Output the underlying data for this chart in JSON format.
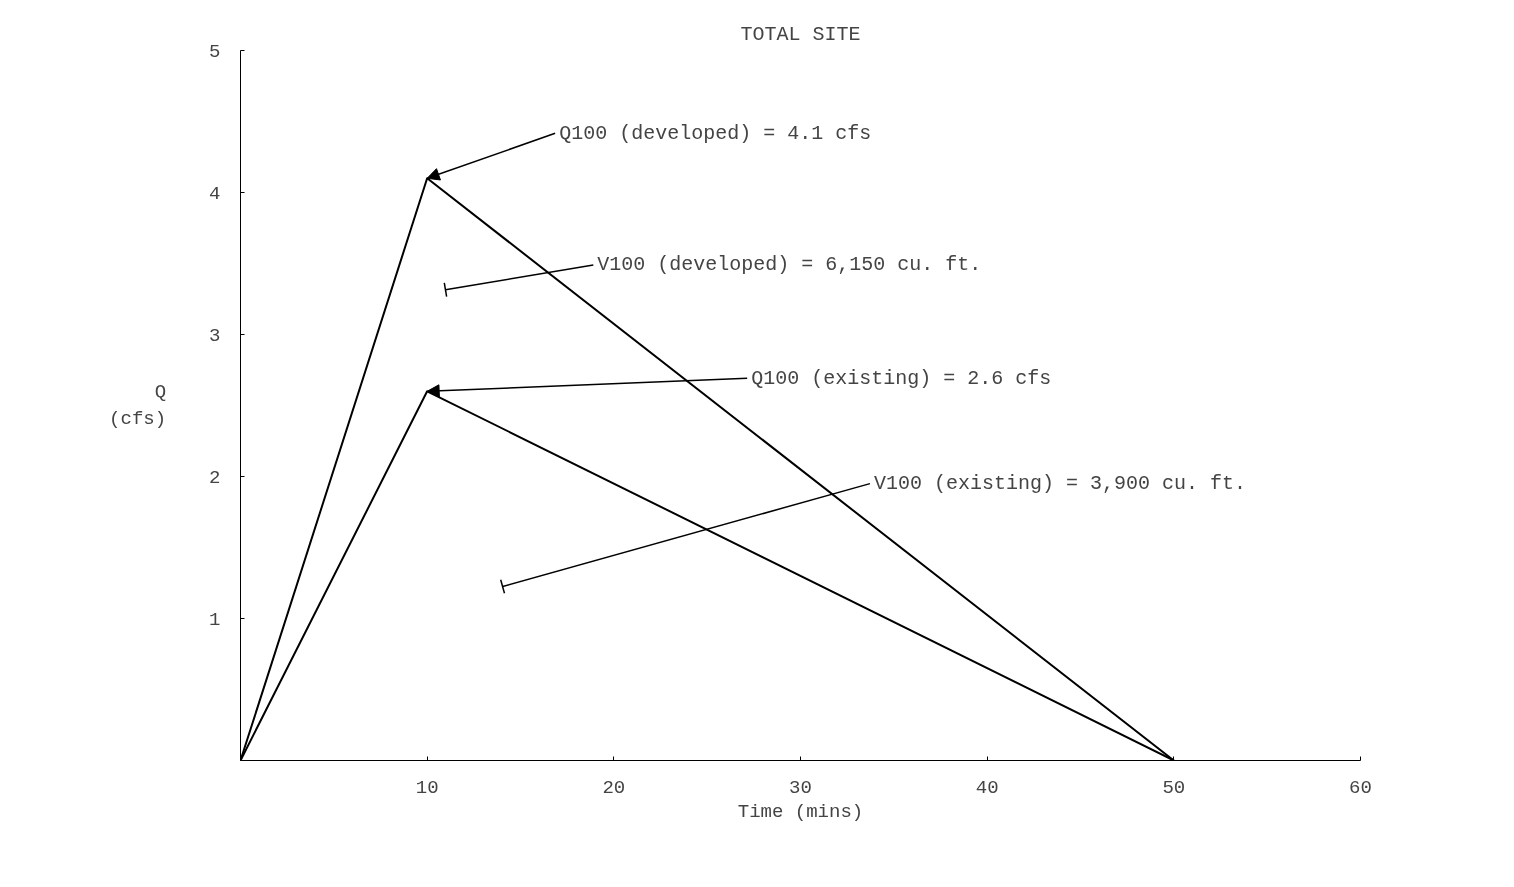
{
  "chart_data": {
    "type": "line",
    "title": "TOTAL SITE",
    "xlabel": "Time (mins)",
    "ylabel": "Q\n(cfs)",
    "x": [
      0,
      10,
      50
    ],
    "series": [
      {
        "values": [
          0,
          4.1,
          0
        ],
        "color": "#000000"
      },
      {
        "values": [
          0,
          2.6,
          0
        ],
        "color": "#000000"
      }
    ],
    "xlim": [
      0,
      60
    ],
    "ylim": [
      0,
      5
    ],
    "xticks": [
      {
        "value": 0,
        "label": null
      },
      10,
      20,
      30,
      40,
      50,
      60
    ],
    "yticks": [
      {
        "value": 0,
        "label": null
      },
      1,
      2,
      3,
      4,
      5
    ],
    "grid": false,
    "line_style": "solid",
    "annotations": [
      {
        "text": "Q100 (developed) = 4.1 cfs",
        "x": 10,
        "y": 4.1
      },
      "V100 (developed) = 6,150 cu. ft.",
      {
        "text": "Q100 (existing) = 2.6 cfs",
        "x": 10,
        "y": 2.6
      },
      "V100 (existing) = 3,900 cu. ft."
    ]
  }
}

----

** Your task **
Select every line in the material above where the string "developed" occurs, and copy it.

** The output **
        "text": "Q100 (developed) = 4.1 cfs",
      "V100 (developed) = 6,150 cu. ft.",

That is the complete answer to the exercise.